Given exercise — Determine the number of lines where "республиканского" occurs and reply with that number by itself.

--- BEGIN ---

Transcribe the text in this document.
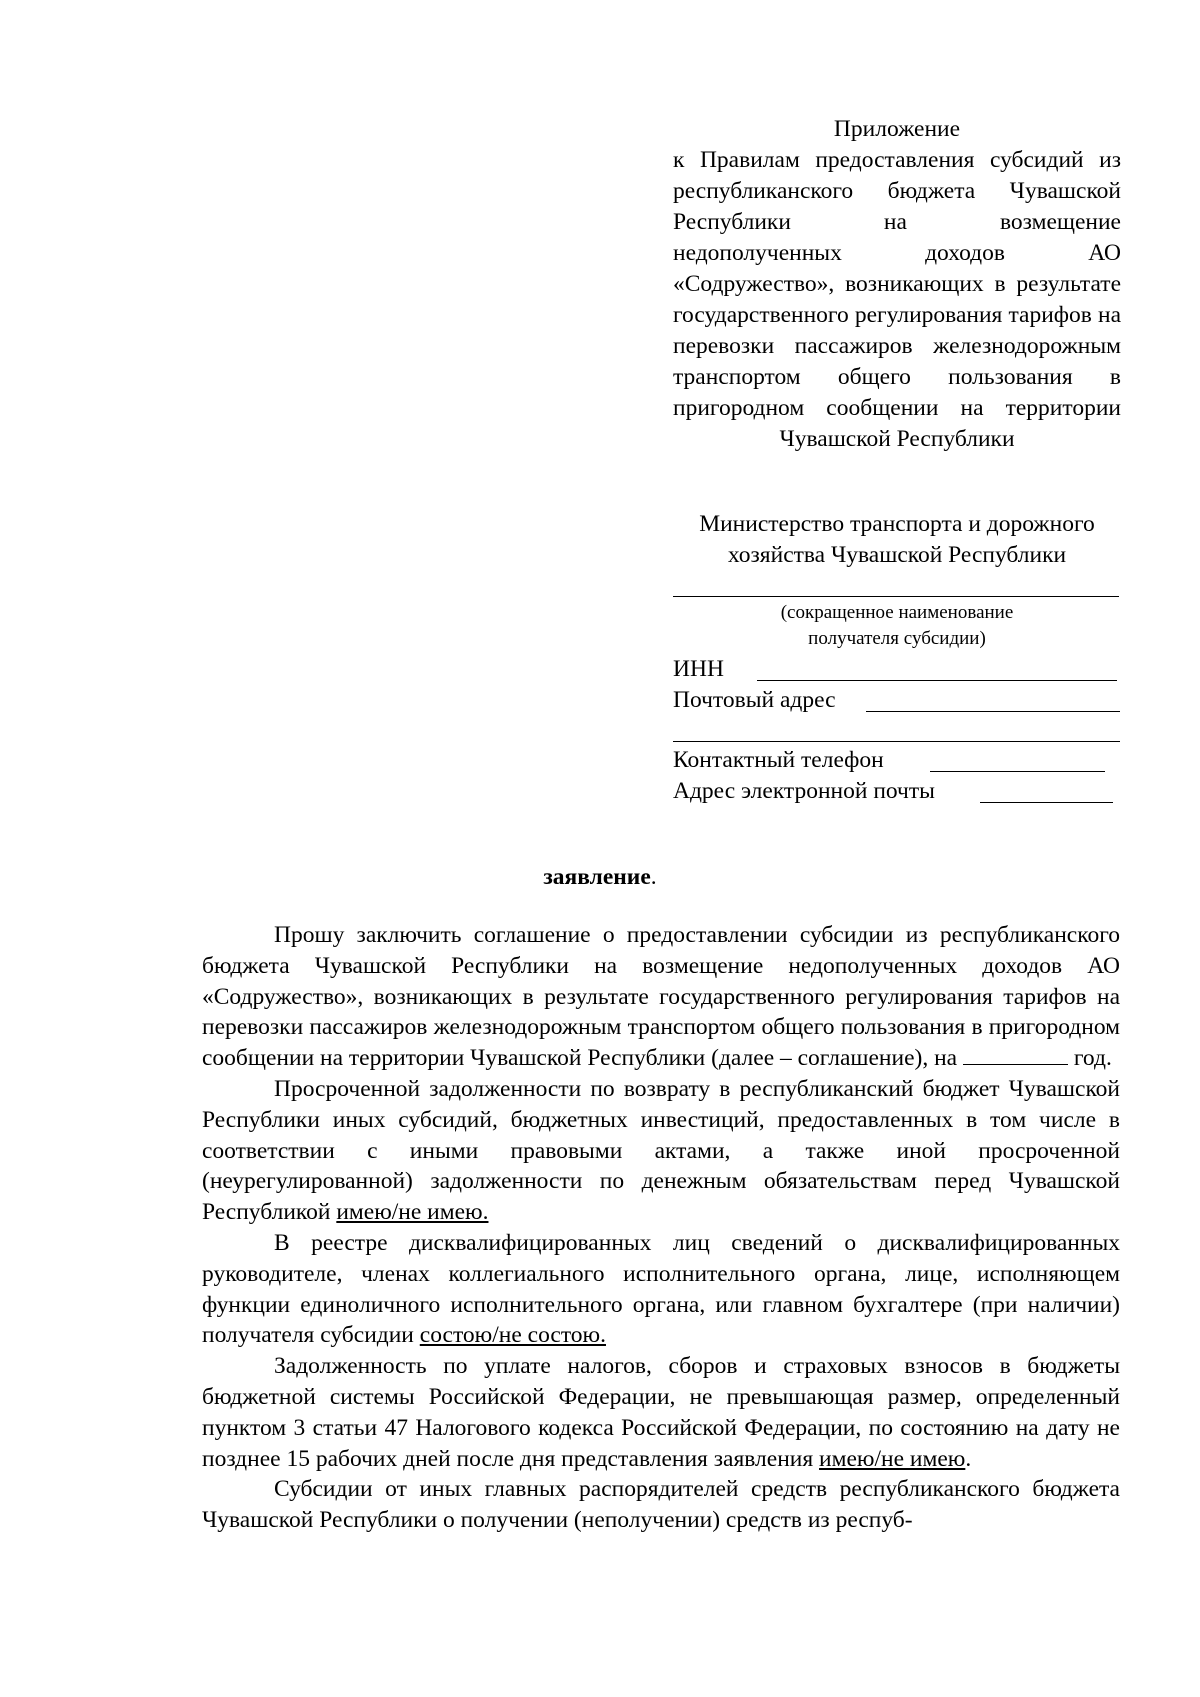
Приложение
к Правилам предоставления субсидий из республиканского бюджета Чувашской Республики на возмещение недополученных доходов АО «Содружество», возникающих в результате государственного регулирования тарифов на перевозки пассажиров железнодорожным транспортом общего пользования в пригородном сообщении на территории Чувашской Республики
Министерство транспорта и дорожного хозяйства Чувашской Республики
(сокращенное наименование
получателя субсидии)
ИНН
Почтовый адрес
Контактный телефон
Адрес электронной почты
заявление.

Прошу заключить соглашение о предоставлении субсидии из республиканского бюджета Чувашской Республики на возмещение недополученных доходов АО «Содружество», возникающих в результате государственного регулирования тарифов на перевозки пассажиров железнодорожным транспортом общего пользования в пригородном сообщении на территории Чувашской Республики (далее – соглашение), на	год.

Просроченной задолженности по возврату в республиканский бюджет Чувашской Республики иных субсидий, бюджетных инвестиций, предоставленных в том числе в соответствии с иными правовыми актами, а также иной просроченной (неурегулированной) задолженности по денежным обязательствам перед Чувашской Республикой имею/не имею.

В реестре дисквалифицированных лиц сведений о дисквалифицированных руководителе, членах коллегиального исполнительного органа, лице, исполняющем функции единоличного исполнительного органа, или главном бухгалтере (при наличии) получателя субсидии состою/не состою.

Задолженность по уплате налогов, сборов и страховых взносов в бюджеты бюджетной системы Российской Федерации, не превышающая размер, определенный пунктом 3 статьи 47 Налогового кодекса Российской Федерации, по состоянию на дату не позднее 15 рабочих дней после дня представления заявления имею/не имею.

Субсидии от иных главных распорядителей средств республиканского бюджета Чувашской Республики о получении (неполучении) средств из респуб-
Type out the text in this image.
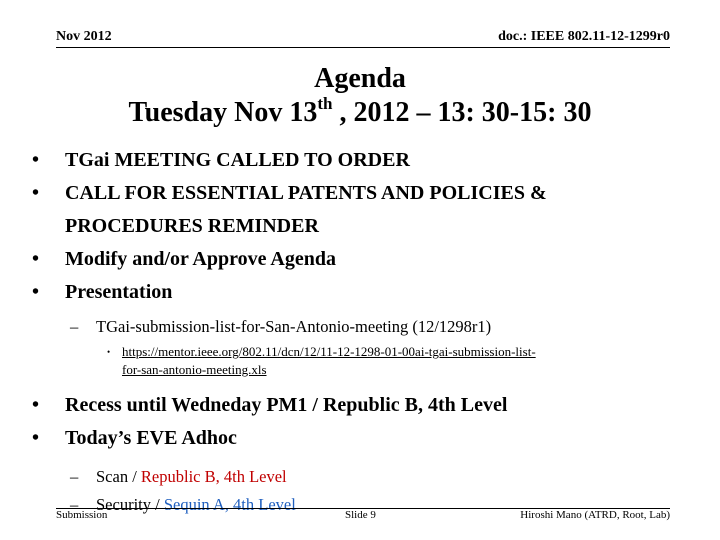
Nov 2012	doc.: IEEE 802.11-12-1299r0
Agenda
Tuesday Nov 13th , 2012 – 13: 30-15: 30
• TGai MEETING CALLED TO ORDER
• CALL FOR ESSENTIAL PATENTS AND POLICIES &
PROCEDURES REMINDER
• Modify and/or Approve Agenda
• Presentation
– TGai-submission-list-for-San-Antonio-meeting (12/1298r1)
• https://mentor.ieee.org/802.11/dcn/12/11-12-1298-01-00ai-tgai-submission-list-
for-san-antonio-meeting.xls
• Recess until Wedneday PM1 / Republic B, 4th Level
• Today’s EVE Adhoc
– Scan / Republic B, 4th Level
– Security / Sequin A, 4th Level
Submission	Slide 9	Hiroshi Mano (ATRD, Root, Lab)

--- END ---

Task answer — 3